(Rows from a dataset)
++++++++

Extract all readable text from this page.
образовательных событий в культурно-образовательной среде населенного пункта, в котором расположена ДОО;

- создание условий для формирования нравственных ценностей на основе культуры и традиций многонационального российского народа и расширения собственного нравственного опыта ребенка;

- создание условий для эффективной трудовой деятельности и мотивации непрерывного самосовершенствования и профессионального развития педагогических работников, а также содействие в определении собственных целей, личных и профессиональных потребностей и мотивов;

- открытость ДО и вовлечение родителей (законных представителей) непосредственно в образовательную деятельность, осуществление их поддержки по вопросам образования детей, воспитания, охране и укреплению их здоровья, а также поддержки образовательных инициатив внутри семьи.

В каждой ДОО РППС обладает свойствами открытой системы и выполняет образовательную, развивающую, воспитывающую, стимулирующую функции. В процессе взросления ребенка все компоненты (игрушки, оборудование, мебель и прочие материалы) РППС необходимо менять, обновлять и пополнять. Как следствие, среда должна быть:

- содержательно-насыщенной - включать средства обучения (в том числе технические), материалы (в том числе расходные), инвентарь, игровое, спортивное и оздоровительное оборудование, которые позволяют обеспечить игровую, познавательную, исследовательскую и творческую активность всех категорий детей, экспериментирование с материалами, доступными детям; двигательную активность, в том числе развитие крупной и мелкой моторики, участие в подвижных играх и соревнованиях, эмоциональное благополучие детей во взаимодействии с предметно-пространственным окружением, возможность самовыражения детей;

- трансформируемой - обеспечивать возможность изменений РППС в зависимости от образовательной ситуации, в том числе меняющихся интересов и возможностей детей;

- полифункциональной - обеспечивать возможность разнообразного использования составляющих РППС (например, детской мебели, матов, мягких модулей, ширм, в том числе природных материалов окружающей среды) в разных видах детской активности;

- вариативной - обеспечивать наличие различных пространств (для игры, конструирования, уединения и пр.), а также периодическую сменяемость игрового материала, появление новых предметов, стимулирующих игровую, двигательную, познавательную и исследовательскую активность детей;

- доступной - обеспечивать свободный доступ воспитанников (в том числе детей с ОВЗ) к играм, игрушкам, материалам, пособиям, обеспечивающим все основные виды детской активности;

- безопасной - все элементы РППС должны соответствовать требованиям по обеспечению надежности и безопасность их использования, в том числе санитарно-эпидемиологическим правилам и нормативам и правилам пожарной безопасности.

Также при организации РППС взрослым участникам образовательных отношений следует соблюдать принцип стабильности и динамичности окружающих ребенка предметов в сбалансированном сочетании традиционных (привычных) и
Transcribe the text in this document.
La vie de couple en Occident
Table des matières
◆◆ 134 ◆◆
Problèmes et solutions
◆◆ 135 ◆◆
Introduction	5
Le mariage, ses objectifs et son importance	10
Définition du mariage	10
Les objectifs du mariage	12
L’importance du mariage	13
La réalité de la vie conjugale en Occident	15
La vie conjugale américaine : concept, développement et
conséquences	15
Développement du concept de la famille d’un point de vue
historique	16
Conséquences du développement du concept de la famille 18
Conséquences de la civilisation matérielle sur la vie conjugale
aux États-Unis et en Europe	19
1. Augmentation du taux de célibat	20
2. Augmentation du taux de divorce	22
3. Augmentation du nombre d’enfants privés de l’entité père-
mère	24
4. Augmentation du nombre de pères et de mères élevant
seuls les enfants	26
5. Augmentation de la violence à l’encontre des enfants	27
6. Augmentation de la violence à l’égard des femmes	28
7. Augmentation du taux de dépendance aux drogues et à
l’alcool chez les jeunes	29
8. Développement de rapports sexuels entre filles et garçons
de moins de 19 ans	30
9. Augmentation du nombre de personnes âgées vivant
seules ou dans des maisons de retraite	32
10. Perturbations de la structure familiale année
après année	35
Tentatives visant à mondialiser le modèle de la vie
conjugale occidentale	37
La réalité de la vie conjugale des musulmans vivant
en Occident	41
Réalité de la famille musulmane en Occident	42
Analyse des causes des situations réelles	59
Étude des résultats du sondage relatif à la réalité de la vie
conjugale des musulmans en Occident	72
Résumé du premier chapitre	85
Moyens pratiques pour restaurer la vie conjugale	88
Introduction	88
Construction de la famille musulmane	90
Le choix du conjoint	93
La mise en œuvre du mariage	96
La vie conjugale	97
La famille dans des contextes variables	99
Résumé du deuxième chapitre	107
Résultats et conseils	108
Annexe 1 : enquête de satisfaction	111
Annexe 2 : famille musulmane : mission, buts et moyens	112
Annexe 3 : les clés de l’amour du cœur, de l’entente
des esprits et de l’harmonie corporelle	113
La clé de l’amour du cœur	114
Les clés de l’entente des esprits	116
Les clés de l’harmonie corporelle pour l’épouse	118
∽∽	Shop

++++++++

Task to complete: From the records above, extract every entry verbatim.

Complete response:
Extract all readable text from this page.
образовательных событий в культурно-образовательной среде населенного пункта, в котором расположена ДОО;

- создание условий для формирования нравственных ценностей на основе культуры и традиций многонационального российского народа и расширения собственного нравственного опыта ребенка;

- создание условий для эффективной трудовой деятельности и мотивации непрерывного самосовершенствования и профессионального развития педагогических работников, а также содействие в определении собственных целей, личных и профессиональных потребностей и мотивов;

- открытость ДО и вовлечение родителей (законных представителей) непосредственно в образовательную деятельность, осуществление их поддержки по вопросам образования детей, воспитания, охране и укреплению их здоровья, а также поддержки образовательных инициатив внутри семьи.

В каждой ДОО РППС обладает свойствами открытой системы и выполняет образовательную, развивающую, воспитывающую, стимулирующую функции. В процессе взросления ребенка все компоненты (игрушки, оборудование, мебель и прочие материалы) РППС необходимо менять, обновлять и пополнять. Как следствие, среда должна быть:

- содержательно-насыщенной - включать средства обучения (в том числе технические), материалы (в том числе расходные), инвентарь, игровое, спортивное и оздоровительное оборудование, которые позволяют обеспечить игровую, познавательную, исследовательскую и творческую активность всех категорий детей, экспериментирование с материалами, доступными детям; двигательную активность, в том числе развитие крупной и мелкой моторики, участие в подвижных играх и соревнованиях, эмоциональное благополучие детей во взаимодействии с предметно-пространственным окружением, возможность самовыражения детей;

- трансформируемой - обеспечивать возможность изменений РППС в зависимости от образовательной ситуации, в том числе меняющихся интересов и возможностей детей;

- полифункциональной - обеспечивать возможность разнообразного использования составляющих РППС (например, детской мебели, матов, мягких модулей, ширм, в том числе природных материалов окружающей среды) в разных видах детской активности;

- вариативной - обеспечивать наличие различных пространств (для игры, конструирования, уединения и пр.), а также периодическую сменяемость игрового материала, появление новых предметов, стимулирующих игровую, двигательную, познавательную и исследовательскую активность детей;

- доступной - обеспечивать свободный доступ воспитанников (в том числе детей с ОВЗ) к играм, игрушкам, материалам, пособиям, обеспечивающим все основные виды детской активности;

- безопасной - все элементы РППС должны соответствовать требованиям по обеспечению надежности и безопасность их использования, в том числе санитарно-эпидемиологическим правилам и нормативам и правилам пожарной безопасности.

Также при организации РППС взрослым участникам образовательных отношений следует соблюдать принцип стабильности и динамичности окружающих ребенка предметов в сбалансированном сочетании традиционных (привычных) и
Transcribe the text in this document.
La vie de couple en Occident
Table des matières
◆◆ 134 ◆◆
Problèmes et solutions
◆◆ 135 ◆◆
Introduction	5
Le mariage, ses objectifs et son importance	10
Définition du mariage	10
Les objectifs du mariage	12
L’importance du mariage	13
La réalité de la vie conjugale en Occident	15
La vie conjugale américaine : concept, développement et
conséquences	15
Développement du concept de la famille d’un point de vue
historique	16
Conséquences du développement du concept de la famille 18
Conséquences de la civilisation matérielle sur la vie conjugale
aux États-Unis et en Europe	19
1. Augmentation du taux de célibat	20
2. Augmentation du taux de divorce	22
3. Augmentation du nombre d’enfants privés de l’entité père-
mère	24
4. Augmentation du nombre de pères et de mères élevant
seuls les enfants	26
5. Augmentation de la violence à l’encontre des enfants	27
6. Augmentation de la violence à l’égard des femmes	28
7. Augmentation du taux de dépendance aux drogues et à
l’alcool chez les jeunes	29
8. Développement de rapports sexuels entre filles et garçons
de moins de 19 ans	30
9. Augmentation du nombre de personnes âgées vivant
seules ou dans des maisons de retraite	32
10. Perturbations de la structure familiale année
après année	35
Tentatives visant à mondialiser le modèle de la vie
conjugale occidentale	37
La réalité de la vie conjugale des musulmans vivant
en Occident	41
Réalité de la famille musulmane en Occident	42
Analyse des causes des situations réelles	59
Étude des résultats du sondage relatif à la réalité de la vie
conjugale des musulmans en Occident	72
Résumé du premier chapitre	85
Moyens pratiques pour restaurer la vie conjugale	88
Introduction	88
Construction de la famille musulmane	90
Le choix du conjoint	93
La mise en œuvre du mariage	96
La vie conjugale	97
La famille dans des contextes variables	99
Résumé du deuxième chapitre	107
Résultats et conseils	108
Annexe 1 : enquête de satisfaction	111
Annexe 2 : famille musulmane : mission, buts et moyens	112
Annexe 3 : les clés de l’amour du cœur, de l’entente
des esprits et de l’harmonie corporelle	113
La clé de l’amour du cœur	114
Les clés de l’entente des esprits	116
Les clés de l’harmonie corporelle pour l’épouse	118
∽∽	Shop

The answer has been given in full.